(Extracted records)
==================================================
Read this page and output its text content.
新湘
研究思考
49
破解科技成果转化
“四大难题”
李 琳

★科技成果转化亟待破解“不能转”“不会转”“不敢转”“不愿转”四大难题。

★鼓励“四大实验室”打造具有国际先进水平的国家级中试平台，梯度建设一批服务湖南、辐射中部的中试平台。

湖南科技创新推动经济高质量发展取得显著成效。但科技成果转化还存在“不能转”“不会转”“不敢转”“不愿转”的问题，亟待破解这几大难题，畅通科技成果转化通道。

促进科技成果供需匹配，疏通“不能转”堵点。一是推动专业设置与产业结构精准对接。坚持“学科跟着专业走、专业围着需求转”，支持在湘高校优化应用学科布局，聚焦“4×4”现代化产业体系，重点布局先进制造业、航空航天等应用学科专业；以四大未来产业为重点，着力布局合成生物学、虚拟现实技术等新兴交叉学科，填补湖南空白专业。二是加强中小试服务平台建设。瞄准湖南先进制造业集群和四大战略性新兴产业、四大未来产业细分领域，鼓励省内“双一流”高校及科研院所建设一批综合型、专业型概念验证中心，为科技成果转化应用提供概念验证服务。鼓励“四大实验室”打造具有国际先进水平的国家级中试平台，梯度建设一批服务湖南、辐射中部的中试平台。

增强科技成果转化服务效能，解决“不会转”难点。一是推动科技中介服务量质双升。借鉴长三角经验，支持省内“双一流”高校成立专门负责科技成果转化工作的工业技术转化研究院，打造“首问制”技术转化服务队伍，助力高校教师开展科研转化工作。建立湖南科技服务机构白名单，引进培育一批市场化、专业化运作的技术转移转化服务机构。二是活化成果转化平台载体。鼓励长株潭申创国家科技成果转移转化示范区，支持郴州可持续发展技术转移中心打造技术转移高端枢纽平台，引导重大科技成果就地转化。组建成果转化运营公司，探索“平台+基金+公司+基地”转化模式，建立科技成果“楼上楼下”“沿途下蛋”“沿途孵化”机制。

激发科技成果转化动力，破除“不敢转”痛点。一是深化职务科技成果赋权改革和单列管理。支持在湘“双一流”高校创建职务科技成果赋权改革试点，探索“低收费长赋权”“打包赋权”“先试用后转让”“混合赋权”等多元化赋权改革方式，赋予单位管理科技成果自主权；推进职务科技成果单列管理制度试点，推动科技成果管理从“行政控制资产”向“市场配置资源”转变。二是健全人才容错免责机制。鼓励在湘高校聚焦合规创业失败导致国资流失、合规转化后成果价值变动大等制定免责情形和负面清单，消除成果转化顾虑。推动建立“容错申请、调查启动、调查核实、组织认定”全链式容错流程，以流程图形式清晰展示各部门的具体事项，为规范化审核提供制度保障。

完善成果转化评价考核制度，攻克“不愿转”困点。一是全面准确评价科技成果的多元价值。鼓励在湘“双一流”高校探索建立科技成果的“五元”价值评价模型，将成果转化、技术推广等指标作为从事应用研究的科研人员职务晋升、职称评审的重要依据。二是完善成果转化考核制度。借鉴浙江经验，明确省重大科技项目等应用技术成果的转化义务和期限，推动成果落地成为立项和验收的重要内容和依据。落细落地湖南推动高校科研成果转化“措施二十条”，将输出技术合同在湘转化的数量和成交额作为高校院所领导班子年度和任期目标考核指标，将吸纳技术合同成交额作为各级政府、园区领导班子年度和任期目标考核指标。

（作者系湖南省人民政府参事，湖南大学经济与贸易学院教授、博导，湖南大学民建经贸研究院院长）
==================================================
What you will do ::
In the listing above, locate each line with "四大难题" and copy it.

Answer below ::
“四大难题”
★科技成果转化亟待破解“不能转”“不会转”“不敢转”“不愿转”四大难题。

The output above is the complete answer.